Problem >> Reproduce the records below exactly as given.

Recorded data >>

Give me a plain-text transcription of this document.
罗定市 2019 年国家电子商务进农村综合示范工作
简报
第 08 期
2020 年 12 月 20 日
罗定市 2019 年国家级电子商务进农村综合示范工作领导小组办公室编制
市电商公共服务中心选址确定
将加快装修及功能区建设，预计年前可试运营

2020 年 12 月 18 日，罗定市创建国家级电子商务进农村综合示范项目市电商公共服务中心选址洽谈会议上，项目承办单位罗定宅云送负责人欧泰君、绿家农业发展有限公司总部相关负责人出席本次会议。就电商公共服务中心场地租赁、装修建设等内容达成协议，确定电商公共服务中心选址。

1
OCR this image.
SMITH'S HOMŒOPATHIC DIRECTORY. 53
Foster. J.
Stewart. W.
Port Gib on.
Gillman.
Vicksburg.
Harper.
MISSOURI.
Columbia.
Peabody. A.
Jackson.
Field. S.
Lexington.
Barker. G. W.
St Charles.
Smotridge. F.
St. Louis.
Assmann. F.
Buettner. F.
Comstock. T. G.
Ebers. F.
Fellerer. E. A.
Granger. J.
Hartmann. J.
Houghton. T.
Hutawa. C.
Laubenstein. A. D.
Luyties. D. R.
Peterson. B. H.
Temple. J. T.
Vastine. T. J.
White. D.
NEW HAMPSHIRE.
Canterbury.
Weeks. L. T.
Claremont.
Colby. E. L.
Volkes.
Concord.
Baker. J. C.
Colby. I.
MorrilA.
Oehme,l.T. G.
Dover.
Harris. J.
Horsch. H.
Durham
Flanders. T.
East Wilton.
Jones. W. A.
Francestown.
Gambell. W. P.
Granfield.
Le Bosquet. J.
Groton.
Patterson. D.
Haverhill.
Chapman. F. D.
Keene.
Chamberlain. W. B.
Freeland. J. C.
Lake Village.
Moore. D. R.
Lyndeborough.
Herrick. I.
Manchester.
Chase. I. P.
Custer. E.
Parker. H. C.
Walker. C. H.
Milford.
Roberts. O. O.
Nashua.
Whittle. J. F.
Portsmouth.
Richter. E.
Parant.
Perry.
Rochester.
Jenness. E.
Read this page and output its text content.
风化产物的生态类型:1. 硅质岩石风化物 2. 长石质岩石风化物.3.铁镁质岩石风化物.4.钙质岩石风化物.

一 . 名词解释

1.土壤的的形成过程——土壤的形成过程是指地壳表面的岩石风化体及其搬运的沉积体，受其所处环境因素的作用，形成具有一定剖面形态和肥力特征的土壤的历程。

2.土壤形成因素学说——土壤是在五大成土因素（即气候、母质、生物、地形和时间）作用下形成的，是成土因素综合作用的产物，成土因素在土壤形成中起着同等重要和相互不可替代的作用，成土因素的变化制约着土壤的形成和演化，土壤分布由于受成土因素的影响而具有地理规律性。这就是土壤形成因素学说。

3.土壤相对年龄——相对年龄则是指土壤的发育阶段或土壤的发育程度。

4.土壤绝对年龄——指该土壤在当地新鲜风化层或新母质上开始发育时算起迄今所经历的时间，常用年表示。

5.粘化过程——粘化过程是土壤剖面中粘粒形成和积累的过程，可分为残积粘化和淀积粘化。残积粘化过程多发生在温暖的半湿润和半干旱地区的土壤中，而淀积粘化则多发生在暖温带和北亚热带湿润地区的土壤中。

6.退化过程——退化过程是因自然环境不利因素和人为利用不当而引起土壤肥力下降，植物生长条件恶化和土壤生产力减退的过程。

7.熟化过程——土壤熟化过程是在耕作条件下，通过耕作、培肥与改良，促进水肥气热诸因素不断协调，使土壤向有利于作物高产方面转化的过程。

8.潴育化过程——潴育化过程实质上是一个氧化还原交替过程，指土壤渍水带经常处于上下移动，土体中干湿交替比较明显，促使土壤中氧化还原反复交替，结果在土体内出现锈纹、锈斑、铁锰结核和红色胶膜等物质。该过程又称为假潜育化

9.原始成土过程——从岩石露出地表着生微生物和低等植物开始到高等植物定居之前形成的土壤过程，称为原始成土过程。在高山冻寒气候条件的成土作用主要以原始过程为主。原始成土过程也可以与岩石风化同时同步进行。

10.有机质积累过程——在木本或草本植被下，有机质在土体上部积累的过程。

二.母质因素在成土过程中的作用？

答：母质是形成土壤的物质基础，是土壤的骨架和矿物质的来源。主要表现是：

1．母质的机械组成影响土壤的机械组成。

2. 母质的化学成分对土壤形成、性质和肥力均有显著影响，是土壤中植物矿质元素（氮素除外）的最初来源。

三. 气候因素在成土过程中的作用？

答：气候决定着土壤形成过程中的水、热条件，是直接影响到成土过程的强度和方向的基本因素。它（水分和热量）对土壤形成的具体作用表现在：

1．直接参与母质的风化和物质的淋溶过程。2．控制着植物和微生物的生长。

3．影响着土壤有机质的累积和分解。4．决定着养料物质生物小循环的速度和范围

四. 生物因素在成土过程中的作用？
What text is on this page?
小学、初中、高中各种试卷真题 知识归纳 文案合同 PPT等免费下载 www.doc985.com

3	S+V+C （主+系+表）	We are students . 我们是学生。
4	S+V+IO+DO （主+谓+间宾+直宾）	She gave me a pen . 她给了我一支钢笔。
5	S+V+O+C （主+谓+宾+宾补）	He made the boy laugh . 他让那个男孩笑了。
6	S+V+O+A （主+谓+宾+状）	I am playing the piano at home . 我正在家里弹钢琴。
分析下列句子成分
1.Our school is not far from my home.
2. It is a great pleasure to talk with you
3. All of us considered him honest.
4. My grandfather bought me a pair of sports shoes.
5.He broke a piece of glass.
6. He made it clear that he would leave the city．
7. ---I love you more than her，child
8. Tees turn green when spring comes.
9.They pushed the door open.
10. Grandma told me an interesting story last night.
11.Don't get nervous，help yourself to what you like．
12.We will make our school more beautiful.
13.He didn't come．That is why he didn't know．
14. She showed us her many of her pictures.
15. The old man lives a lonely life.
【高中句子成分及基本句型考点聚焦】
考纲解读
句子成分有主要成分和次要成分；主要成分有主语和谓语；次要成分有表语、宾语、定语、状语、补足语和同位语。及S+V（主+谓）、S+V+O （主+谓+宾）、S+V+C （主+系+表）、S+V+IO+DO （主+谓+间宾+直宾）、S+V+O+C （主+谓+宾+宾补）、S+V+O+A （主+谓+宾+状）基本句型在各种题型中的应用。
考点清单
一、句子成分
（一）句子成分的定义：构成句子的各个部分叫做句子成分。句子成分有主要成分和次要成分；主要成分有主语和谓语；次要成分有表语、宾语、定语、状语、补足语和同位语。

Answer below >>
Give me a plain-text transcription of this document.
罗定市 2019 年国家电子商务进农村综合示范工作
简报
第 08 期
2020 年 12 月 20 日
罗定市 2019 年国家级电子商务进农村综合示范工作领导小组办公室编制
市电商公共服务中心选址确定
将加快装修及功能区建设，预计年前可试运营

2020 年 12 月 18 日，罗定市创建国家级电子商务进农村综合示范项目市电商公共服务中心选址洽谈会议上，项目承办单位罗定宅云送负责人欧泰君、绿家农业发展有限公司总部相关负责人出席本次会议。就电商公共服务中心场地租赁、装修建设等内容达成协议，确定电商公共服务中心选址。

1
OCR this image.
SMITH'S HOMŒOPATHIC DIRECTORY. 53
Foster. J.
Stewart. W.
Port Gib on.
Gillman.
Vicksburg.
Harper.
MISSOURI.
Columbia.
Peabody. A.
Jackson.
Field. S.
Lexington.
Barker. G. W.
St Charles.
Smotridge. F.
St. Louis.
Assmann. F.
Buettner. F.
Comstock. T. G.
Ebers. F.
Fellerer. E. A.
Granger. J.
Hartmann. J.
Houghton. T.
Hutawa. C.
Laubenstein. A. D.
Luyties. D. R.
Peterson. B. H.
Temple. J. T.
Vastine. T. J.
White. D.
NEW HAMPSHIRE.
Canterbury.
Weeks. L. T.
Claremont.
Colby. E. L.
Volkes.
Concord.
Baker. J. C.
Colby. I.
MorrilA.
Oehme,l.T. G.
Dover.
Harris. J.
Horsch. H.
Durham
Flanders. T.
East Wilton.
Jones. W. A.
Francestown.
Gambell. W. P.
Granfield.
Le Bosquet. J.
Groton.
Patterson. D.
Haverhill.
Chapman. F. D.
Keene.
Chamberlain. W. B.
Freeland. J. C.
Lake Village.
Moore. D. R.
Lyndeborough.
Herrick. I.
Manchester.
Chase. I. P.
Custer. E.
Parker. H. C.
Walker. C. H.
Milford.
Roberts. O. O.
Nashua.
Whittle. J. F.
Portsmouth.
Richter. E.
Parant.
Perry.
Rochester.
Jenness. E.
Read this page and output its text content.
风化产物的生态类型:1. 硅质岩石风化物 2. 长石质岩石风化物.3.铁镁质岩石风化物.4.钙质岩石风化物.

一 . 名词解释

1.土壤的的形成过程——土壤的形成过程是指地壳表面的岩石风化体及其搬运的沉积体，受其所处环境因素的作用，形成具有一定剖面形态和肥力特征的土壤的历程。

2.土壤形成因素学说——土壤是在五大成土因素（即气候、母质、生物、地形和时间）作用下形成的，是成土因素综合作用的产物，成土因素在土壤形成中起着同等重要和相互不可替代的作用，成土因素的变化制约着土壤的形成和演化，土壤分布由于受成土因素的影响而具有地理规律性。这就是土壤形成因素学说。

3.土壤相对年龄——相对年龄则是指土壤的发育阶段或土壤的发育程度。

4.土壤绝对年龄——指该土壤在当地新鲜风化层或新母质上开始发育时算起迄今所经历的时间，常用年表示。

5.粘化过程——粘化过程是土壤剖面中粘粒形成和积累的过程，可分为残积粘化和淀积粘化。残积粘化过程多发生在温暖的半湿润和半干旱地区的土壤中，而淀积粘化则多发生在暖温带和北亚热带湿润地区的土壤中。

6.退化过程——退化过程是因自然环境不利因素和人为利用不当而引起土壤肥力下降，植物生长条件恶化和土壤生产力减退的过程。

7.熟化过程——土壤熟化过程是在耕作条件下，通过耕作、培肥与改良，促进水肥气热诸因素不断协调，使土壤向有利于作物高产方面转化的过程。

8.潴育化过程——潴育化过程实质上是一个氧化还原交替过程，指土壤渍水带经常处于上下移动，土体中干湿交替比较明显，促使土壤中氧化还原反复交替，结果在土体内出现锈纹、锈斑、铁锰结核和红色胶膜等物质。该过程又称为假潜育化

9.原始成土过程——从岩石露出地表着生微生物和低等植物开始到高等植物定居之前形成的土壤过程，称为原始成土过程。在高山冻寒气候条件的成土作用主要以原始过程为主。原始成土过程也可以与岩石风化同时同步进行。

10.有机质积累过程——在木本或草本植被下，有机质在土体上部积累的过程。

二.母质因素在成土过程中的作用？

答：母质是形成土壤的物质基础，是土壤的骨架和矿物质的来源。主要表现是：

1．母质的机械组成影响土壤的机械组成。

2. 母质的化学成分对土壤形成、性质和肥力均有显著影响，是土壤中植物矿质元素（氮素除外）的最初来源。

三. 气候因素在成土过程中的作用？

答：气候决定着土壤形成过程中的水、热条件，是直接影响到成土过程的强度和方向的基本因素。它（水分和热量）对土壤形成的具体作用表现在：

1．直接参与母质的风化和物质的淋溶过程。2．控制着植物和微生物的生长。

3．影响着土壤有机质的累积和分解。4．决定着养料物质生物小循环的速度和范围

四. 生物因素在成土过程中的作用？
What text is on this page?
小学、初中、高中各种试卷真题 知识归纳 文案合同 PPT等免费下载 www.doc985.com

3	S+V+C （主+系+表）	We are students . 我们是学生。
4	S+V+IO+DO （主+谓+间宾+直宾）	She gave me a pen . 她给了我一支钢笔。
5	S+V+O+C （主+谓+宾+宾补）	He made the boy laugh . 他让那个男孩笑了。
6	S+V+O+A （主+谓+宾+状）	I am playing the piano at home . 我正在家里弹钢琴。
分析下列句子成分
1.Our school is not far from my home.
2. It is a great pleasure to talk with you
3. All of us considered him honest.
4. My grandfather bought me a pair of sports shoes.
5.He broke a piece of glass.
6. He made it clear that he would leave the city．
7. ---I love you more than her，child
8. Tees turn green when spring comes.
9.They pushed the door open.
10. Grandma told me an interesting story last night.
11.Don't get nervous，help yourself to what you like．
12.We will make our school more beautiful.
13.He didn't come．That is why he didn't know．
14. She showed us her many of her pictures.
15. The old man lives a lonely life.
【高中句子成分及基本句型考点聚焦】
考纲解读
句子成分有主要成分和次要成分；主要成分有主语和谓语；次要成分有表语、宾语、定语、状语、补足语和同位语。及S+V（主+谓）、S+V+O （主+谓+宾）、S+V+C （主+系+表）、S+V+IO+DO （主+谓+间宾+直宾）、S+V+O+C （主+谓+宾+宾补）、S+V+O+A （主+谓+宾+状）基本句型在各种题型中的应用。
考点清单
一、句子成分
（一）句子成分的定义：构成句子的各个部分叫做句子成分。句子成分有主要成分和次要成分；主要成分有主语和谓语；次要成分有表语、宾语、定语、状语、补足语和同位语。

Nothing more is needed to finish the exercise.